◆ **ACTIVITY**:
If a line below contains "salts", count it; then state how many such lines there are, and nothing else.

Dataset entries for page text
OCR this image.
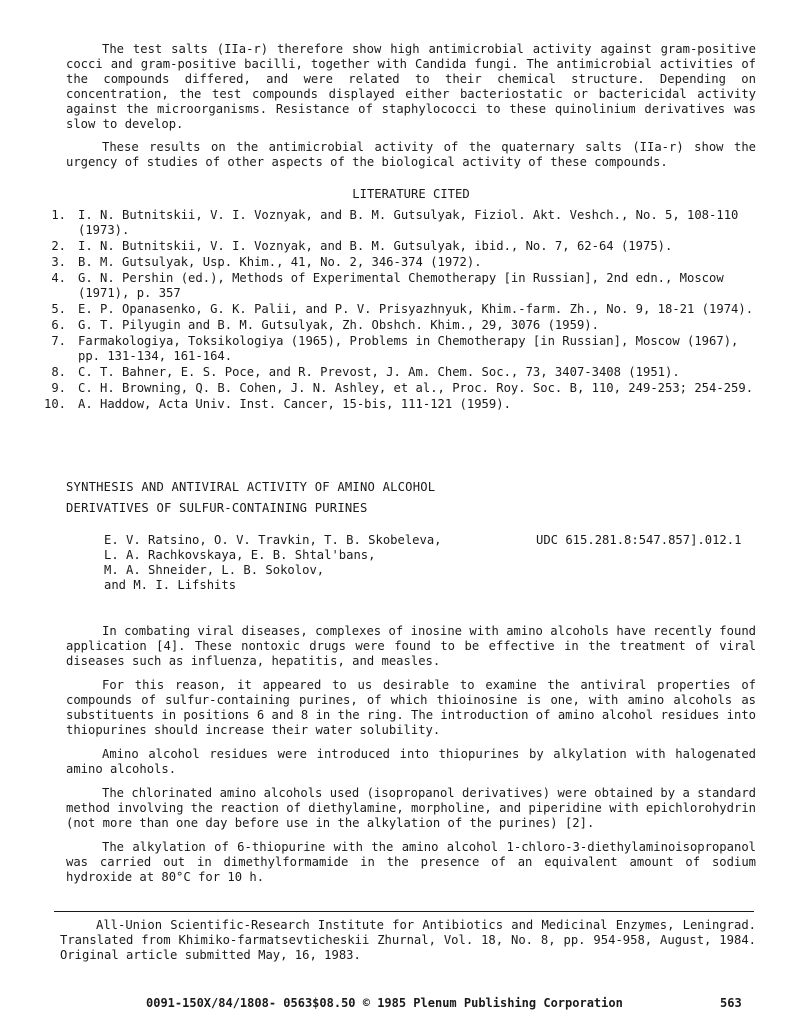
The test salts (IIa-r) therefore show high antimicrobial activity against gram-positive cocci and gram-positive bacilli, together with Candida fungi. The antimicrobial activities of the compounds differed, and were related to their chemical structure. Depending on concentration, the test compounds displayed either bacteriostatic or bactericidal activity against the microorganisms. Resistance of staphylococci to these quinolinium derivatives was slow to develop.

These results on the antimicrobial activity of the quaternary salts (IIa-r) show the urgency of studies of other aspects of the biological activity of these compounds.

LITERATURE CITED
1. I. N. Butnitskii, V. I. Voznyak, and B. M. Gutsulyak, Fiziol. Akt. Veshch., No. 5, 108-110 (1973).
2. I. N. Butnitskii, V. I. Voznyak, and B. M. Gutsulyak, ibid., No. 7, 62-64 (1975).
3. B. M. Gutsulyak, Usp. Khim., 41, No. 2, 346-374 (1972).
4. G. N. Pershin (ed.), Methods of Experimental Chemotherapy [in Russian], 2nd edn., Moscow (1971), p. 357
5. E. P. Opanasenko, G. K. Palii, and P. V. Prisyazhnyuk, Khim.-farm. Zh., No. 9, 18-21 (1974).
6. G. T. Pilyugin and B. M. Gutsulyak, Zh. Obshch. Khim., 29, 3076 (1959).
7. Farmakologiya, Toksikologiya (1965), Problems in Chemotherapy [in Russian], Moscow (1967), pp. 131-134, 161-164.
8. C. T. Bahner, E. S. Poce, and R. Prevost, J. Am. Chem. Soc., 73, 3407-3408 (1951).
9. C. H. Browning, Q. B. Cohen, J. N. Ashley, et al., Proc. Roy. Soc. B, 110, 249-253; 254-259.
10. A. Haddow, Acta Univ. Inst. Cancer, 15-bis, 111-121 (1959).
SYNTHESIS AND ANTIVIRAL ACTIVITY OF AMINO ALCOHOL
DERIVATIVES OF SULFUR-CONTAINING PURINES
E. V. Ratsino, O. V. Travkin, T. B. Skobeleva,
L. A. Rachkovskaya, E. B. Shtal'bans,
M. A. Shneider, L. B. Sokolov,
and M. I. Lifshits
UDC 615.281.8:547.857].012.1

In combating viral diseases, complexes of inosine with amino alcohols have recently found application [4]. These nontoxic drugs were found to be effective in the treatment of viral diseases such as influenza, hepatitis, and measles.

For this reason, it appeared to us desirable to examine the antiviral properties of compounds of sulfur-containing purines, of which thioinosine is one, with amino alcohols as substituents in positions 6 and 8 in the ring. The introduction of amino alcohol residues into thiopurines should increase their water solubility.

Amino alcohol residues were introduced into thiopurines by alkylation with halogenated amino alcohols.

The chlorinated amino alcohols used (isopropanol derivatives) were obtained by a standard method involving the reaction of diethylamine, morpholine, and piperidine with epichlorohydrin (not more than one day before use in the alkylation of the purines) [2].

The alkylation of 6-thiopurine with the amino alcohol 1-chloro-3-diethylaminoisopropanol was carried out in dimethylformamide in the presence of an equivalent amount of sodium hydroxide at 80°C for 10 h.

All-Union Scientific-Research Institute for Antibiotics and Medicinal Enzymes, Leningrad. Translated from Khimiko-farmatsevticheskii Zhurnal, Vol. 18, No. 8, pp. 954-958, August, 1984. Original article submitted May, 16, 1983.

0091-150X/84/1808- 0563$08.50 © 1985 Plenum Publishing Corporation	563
==
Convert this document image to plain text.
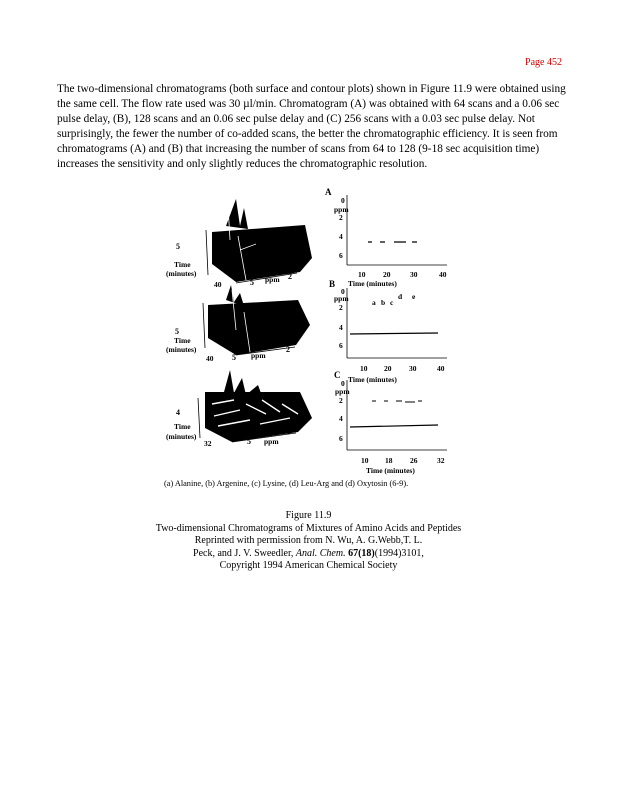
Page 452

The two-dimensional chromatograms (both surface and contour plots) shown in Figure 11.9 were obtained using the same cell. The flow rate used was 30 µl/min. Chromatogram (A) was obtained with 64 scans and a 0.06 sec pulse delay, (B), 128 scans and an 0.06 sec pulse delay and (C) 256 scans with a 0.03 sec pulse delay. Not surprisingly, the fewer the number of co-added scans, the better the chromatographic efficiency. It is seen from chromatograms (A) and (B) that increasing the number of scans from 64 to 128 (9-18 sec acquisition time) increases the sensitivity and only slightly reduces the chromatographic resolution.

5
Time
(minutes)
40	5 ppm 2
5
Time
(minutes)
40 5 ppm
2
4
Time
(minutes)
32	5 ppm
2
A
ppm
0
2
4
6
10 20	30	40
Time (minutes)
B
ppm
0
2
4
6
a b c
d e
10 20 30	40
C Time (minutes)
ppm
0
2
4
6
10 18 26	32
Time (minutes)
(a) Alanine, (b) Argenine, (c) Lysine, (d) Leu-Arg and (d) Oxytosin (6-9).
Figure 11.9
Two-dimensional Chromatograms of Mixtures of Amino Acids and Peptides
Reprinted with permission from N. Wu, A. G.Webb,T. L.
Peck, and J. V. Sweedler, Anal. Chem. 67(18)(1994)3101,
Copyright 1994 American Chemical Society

◆ **ANSWER SECTION**:
2